DATA EXCERPTS –

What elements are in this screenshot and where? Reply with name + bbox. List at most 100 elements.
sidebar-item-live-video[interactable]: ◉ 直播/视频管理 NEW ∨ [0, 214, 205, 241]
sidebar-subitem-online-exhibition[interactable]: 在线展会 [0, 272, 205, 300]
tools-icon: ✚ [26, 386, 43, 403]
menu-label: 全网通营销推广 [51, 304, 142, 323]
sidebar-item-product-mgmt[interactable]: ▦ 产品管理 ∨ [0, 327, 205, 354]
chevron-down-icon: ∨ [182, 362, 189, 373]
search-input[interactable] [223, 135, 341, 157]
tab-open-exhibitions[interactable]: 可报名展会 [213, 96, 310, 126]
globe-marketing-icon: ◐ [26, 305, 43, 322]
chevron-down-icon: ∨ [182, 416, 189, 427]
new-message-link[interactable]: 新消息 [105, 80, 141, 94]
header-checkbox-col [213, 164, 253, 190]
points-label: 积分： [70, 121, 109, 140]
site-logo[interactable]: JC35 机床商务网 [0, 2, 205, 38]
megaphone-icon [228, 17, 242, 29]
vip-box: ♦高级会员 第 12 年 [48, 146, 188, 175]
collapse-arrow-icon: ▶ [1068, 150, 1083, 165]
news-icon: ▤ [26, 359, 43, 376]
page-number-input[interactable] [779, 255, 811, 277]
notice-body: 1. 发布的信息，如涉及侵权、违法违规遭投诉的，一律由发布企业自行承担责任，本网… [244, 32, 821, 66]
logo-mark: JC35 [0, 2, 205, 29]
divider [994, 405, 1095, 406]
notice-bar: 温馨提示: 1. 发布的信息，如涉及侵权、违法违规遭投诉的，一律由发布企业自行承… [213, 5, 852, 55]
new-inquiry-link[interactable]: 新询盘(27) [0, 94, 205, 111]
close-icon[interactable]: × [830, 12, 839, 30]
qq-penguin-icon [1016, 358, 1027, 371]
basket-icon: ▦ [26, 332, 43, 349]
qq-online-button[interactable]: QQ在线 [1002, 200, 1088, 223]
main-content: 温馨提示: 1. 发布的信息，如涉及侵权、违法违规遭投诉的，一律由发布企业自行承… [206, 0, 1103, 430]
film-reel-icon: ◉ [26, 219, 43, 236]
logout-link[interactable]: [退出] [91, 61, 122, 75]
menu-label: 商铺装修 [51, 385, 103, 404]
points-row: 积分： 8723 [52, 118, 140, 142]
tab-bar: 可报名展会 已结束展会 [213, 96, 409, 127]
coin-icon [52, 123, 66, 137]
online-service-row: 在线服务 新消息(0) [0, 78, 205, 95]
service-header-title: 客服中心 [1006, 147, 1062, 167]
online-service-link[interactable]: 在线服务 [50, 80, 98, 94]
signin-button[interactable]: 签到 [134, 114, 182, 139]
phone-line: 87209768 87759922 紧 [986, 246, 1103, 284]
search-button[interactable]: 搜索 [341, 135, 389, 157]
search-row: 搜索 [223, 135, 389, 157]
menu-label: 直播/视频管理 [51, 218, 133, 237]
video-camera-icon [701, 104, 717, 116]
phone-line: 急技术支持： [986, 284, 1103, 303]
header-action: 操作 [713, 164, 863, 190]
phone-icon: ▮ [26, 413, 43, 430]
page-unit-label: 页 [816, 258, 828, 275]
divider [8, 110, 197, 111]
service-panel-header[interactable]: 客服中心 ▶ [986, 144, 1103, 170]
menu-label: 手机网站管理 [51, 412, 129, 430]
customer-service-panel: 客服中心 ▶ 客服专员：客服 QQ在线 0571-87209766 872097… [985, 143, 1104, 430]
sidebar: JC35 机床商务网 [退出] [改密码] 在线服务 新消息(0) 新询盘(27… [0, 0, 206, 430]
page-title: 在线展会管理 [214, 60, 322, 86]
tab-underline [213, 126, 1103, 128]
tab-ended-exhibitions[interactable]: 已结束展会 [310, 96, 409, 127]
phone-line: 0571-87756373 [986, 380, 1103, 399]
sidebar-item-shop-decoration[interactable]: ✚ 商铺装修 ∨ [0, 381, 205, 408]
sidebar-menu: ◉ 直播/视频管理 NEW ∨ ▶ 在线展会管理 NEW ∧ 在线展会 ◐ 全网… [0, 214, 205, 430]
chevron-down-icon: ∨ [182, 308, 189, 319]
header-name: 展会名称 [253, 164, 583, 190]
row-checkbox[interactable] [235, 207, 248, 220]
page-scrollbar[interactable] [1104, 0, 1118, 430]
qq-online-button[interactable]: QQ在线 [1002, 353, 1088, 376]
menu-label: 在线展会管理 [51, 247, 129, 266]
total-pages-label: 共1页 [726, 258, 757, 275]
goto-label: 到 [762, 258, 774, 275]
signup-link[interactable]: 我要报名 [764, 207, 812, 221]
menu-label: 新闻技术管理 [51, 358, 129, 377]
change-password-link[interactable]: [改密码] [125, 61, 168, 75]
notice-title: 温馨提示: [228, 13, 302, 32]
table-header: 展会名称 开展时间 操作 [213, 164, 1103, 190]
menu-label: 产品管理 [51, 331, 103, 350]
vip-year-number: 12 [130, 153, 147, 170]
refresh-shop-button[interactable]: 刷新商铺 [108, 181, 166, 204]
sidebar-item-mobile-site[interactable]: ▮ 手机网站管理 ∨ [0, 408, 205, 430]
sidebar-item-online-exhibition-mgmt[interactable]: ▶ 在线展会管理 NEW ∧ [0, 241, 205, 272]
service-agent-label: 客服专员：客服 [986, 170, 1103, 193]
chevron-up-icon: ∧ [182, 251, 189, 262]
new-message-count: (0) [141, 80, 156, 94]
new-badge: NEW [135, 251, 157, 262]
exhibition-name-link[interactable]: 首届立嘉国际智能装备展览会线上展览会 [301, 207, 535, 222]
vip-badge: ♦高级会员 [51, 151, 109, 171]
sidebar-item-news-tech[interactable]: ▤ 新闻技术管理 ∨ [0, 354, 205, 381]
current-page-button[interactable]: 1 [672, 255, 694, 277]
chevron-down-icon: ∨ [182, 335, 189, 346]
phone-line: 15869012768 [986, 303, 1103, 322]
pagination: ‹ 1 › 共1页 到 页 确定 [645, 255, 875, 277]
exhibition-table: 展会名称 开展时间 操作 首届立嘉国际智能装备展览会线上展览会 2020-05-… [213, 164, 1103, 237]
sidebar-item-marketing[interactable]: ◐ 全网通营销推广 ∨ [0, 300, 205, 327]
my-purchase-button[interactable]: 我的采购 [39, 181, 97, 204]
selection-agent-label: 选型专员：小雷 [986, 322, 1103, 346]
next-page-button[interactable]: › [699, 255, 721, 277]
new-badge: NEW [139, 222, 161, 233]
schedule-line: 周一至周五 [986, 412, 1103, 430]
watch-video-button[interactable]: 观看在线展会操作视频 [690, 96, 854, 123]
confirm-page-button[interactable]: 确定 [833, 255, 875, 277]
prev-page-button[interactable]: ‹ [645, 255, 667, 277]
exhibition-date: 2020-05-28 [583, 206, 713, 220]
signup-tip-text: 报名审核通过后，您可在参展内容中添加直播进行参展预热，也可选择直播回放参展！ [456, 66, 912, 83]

EXERCISE GOAL –
Convert the items above into a Markdown table with the columns Row and Item line, giving each line its own numbered row and leaving out any blank lines.

RESPONSE –
| Row | Item line |
|---|---|
| 1 | What elements are in this screenshot and where? Reply with name + bbox. List at most 100 elements. |
| 2 | sidebar-item-live-video[interactable]: ◉ 直播/视频管理 NEW ∨ [0, 214, 205, 241] |
| 3 | sidebar-subitem-online-exhibition[interactable]: 在线展会 [0, 272, 205, 300] |
| 4 | tools-icon: ✚ [26, 386, 43, 403] |
| 5 | menu-label: 全网通营销推广 [51, 304, 142, 323] |
| 6 | sidebar-item-product-mgmt[interactable]: ▦ 产品管理 ∨ [0, 327, 205, 354] |
| 7 | chevron-down-icon: ∨ [182, 362, 189, 373] |
| 8 | search-input[interactable] [223, 135, 341, 157] |
| 9 | tab-open-exhibitions[interactable]: 可报名展会 [213, 96, 310, 126] |
| 10 | globe-marketing-icon: ◐ [26, 305, 43, 322] |
| 11 | chevron-down-icon: ∨ [182, 416, 189, 427] |
| 12 | new-message-link[interactable]: 新消息 [105, 80, 141, 94] |
| 13 | header-checkbox-col [213, 164, 253, 190] |
| 14 | points-label: 积分： [70, 121, 109, 140] |
| 15 | site-logo[interactable]: JC35 机床商务网 [0, 2, 205, 38] |
| 16 | megaphone-icon [228, 17, 242, 29] |
| 17 | vip-box: ♦高级会员 第 12 年 [48, 146, 188, 175] |
| 18 | collapse-arrow-icon: ▶ [1068, 150, 1083, 165] |
| 19 | news-icon: ▤ [26, 359, 43, 376] |
| 20 | page-number-input[interactable] [779, 255, 811, 277] |
| 21 | notice-body: 1. 发布的信息，如涉及侵权、违法违规遭投诉的，一律由发布企业自行承担责任，本网… [244, 32, 821, 66] |
| 22 | logo-mark: JC35 [0, 2, 205, 29] |
| 23 | divider [994, 405, 1095, 406] |
| 24 | notice-bar: 温馨提示: 1. 发布的信息，如涉及侵权、违法违规遭投诉的，一律由发布企业自行承… [213, 5, 852, 55] |
| 25 | new-inquiry-link[interactable]: 新询盘(27) [0, 94, 205, 111] |
| 26 | close-icon[interactable]: × [830, 12, 839, 30] |
| 27 | qq-penguin-icon [1016, 358, 1027, 371] |
| 28 | basket-icon: ▦ [26, 332, 43, 349] |
| 29 | qq-online-button[interactable]: QQ在线 [1002, 200, 1088, 223] |
| 30 | main-content: 温馨提示: 1. 发布的信息，如涉及侵权、违法违规遭投诉的，一律由发布企业自行承… [206, 0, 1103, 430] |
| 31 | film-reel-icon: ◉ [26, 219, 43, 236] |
| 32 | logout-link[interactable]: [退出] [91, 61, 122, 75] |
| 33 | menu-label: 商铺装修 [51, 385, 103, 404] |
| 34 | points-row: 积分： 8723 [52, 118, 140, 142] |
| 35 | tab-bar: 可报名展会 已结束展会 [213, 96, 409, 127] |
| 36 | coin-icon [52, 123, 66, 137] |
| 37 | online-service-row: 在线服务 新消息(0) [0, 78, 205, 95] |
| 38 | service-header-title: 客服中心 [1006, 147, 1062, 167] |
| 39 | online-service-link[interactable]: 在线服务 [50, 80, 98, 94] |
| 40 | signin-button[interactable]: 签到 [134, 114, 182, 139] |
| 41 | phone-line: 87209768 87759922 紧 [986, 246, 1103, 284] |
| 42 | search-button[interactable]: 搜索 [341, 135, 389, 157] |
| 43 | search-row: 搜索 [223, 135, 389, 157] |
| 44 | menu-label: 直播/视频管理 [51, 218, 133, 237] |
| 45 | video-camera-icon [701, 104, 717, 116] |
| 46 | phone-line: 急技术支持： [986, 284, 1103, 303] |
| 47 | header-action: 操作 [713, 164, 863, 190] |
| 48 | phone-icon: ▮ [26, 413, 43, 430] |
| 49 | page-unit-label: 页 [816, 258, 828, 275] |
| 50 | divider [8, 110, 197, 111] |
| 51 | service-panel-header[interactable]: 客服中心 ▶ [986, 144, 1103, 170] |
| 52 | menu-label: 手机网站管理 [51, 412, 129, 430] |
| 53 | customer-service-panel: 客服中心 ▶ 客服专员：客服 QQ在线 0571-87209766 872097… [985, 143, 1104, 430] |
| 54 | sidebar: JC35 机床商务网 [退出] [改密码] 在线服务 新消息(0) 新询盘(27… [0, 0, 206, 430] |
| 55 | page-title: 在线展会管理 [214, 60, 322, 86] |
| 56 | tab-underline [213, 126, 1103, 128] |
| 57 | tab-ended-exhibitions[interactable]: 已结束展会 [310, 96, 409, 127] |
| 58 | phone-line: 0571-87756373 [986, 380, 1103, 399] |
| 59 | sidebar-item-shop-decoration[interactable]: ✚ 商铺装修 ∨ [0, 381, 205, 408] |
| 60 | sidebar-menu: ◉ 直播/视频管理 NEW ∨ ▶ 在线展会管理 NEW ∧ 在线展会 ◐ 全网… [0, 214, 205, 430] |
| 61 | chevron-down-icon: ∨ [182, 308, 189, 319] |
| 62 | header-name: 展会名称 [253, 164, 583, 190] |
| 63 | row-checkbox[interactable] [235, 207, 248, 220] |
| 64 | page-scrollbar[interactable] [1104, 0, 1118, 430] |
| 65 | qq-online-button[interactable]: QQ在线 [1002, 353, 1088, 376] |
| 66 | menu-label: 在线展会管理 [51, 247, 129, 266] |
| 67 | total-pages-label: 共1页 [726, 258, 757, 275] |
| 68 | goto-label: 到 [762, 258, 774, 275] |
| 69 | signup-link[interactable]: 我要报名 [764, 207, 812, 221] |
| 70 | menu-label: 新闻技术管理 [51, 358, 129, 377] |
| 71 | change-password-link[interactable]: [改密码] [125, 61, 168, 75] |
| 72 | notice-title: 温馨提示: [228, 13, 302, 32] |
| 73 | table-header: 展会名称 开展时间 操作 [213, 164, 1103, 190] |
| 74 | menu-label: 产品管理 [51, 331, 103, 350] |
| 75 | vip-year-number: 12 [130, 153, 147, 170] |
| 76 | refresh-shop-button[interactable]: 刷新商铺 [108, 181, 166, 204] |
| 77 | sidebar-item-mobile-site[interactable]: ▮ 手机网站管理 ∨ [0, 408, 205, 430] |
| 78 | sidebar-item-online-exhibition-mgmt[interactable]: ▶ 在线展会管理 NEW ∧ [0, 241, 205, 272] |
| 79 | service-agent-label: 客服专员：客服 [986, 170, 1103, 193] |
| 80 | chevron-up-icon: ∧ [182, 251, 189, 262] |
| 81 | new-message-count: (0) [141, 80, 156, 94] |
| 82 | new-badge: NEW [135, 251, 157, 262] |
| 83 | exhibition-name-link[interactable]: 首届立嘉国际智能装备展览会线上展览会 [301, 207, 535, 222] |
| 84 | vip-badge: ♦高级会员 [51, 151, 109, 171] |
| 85 | sidebar-item-news-tech[interactable]: ▤ 新闻技术管理 ∨ [0, 354, 205, 381] |
| 86 | current-page-button[interactable]: 1 [672, 255, 694, 277] |
| 87 | chevron-down-icon: ∨ [182, 335, 189, 346] |
| 88 | phone-line: 15869012768 [986, 303, 1103, 322] |
| 89 | pagination: ‹ 1 › 共1页 到 页 确定 [645, 255, 875, 277] |
| 90 | exhibition-table: 展会名称 开展时间 操作 首届立嘉国际智能装备展览会线上展览会 2020-05-… [213, 164, 1103, 237] |
| 91 | sidebar-item-marketing[interactable]: ◐ 全网通营销推广 ∨ [0, 300, 205, 327] |
| 92 | my-purchase-button[interactable]: 我的采购 [39, 181, 97, 204] |
| 93 | selection-agent-label: 选型专员：小雷 [986, 322, 1103, 346] |
| 94 | next-page-button[interactable]: › [699, 255, 721, 277] |
| 95 | new-badge: NEW [139, 222, 161, 233] |
| 96 | schedule-line: 周一至周五 [986, 412, 1103, 430] |
| 97 | watch-video-button[interactable]: 观看在线展会操作视频 [690, 96, 854, 123] |
| 98 | confirm-page-button[interactable]: 确定 [833, 255, 875, 277] |
| 99 | prev-page-button[interactable]: ‹ [645, 255, 667, 277] |
| 100 | exhibition-date: 2020-05-28 [583, 206, 713, 220] |
| 101 | signup-tip-text: 报名审核通过后，您可在参展内容中添加直播进行参展预热，也可选择直播回放参展！ [456, 66, 912, 83] |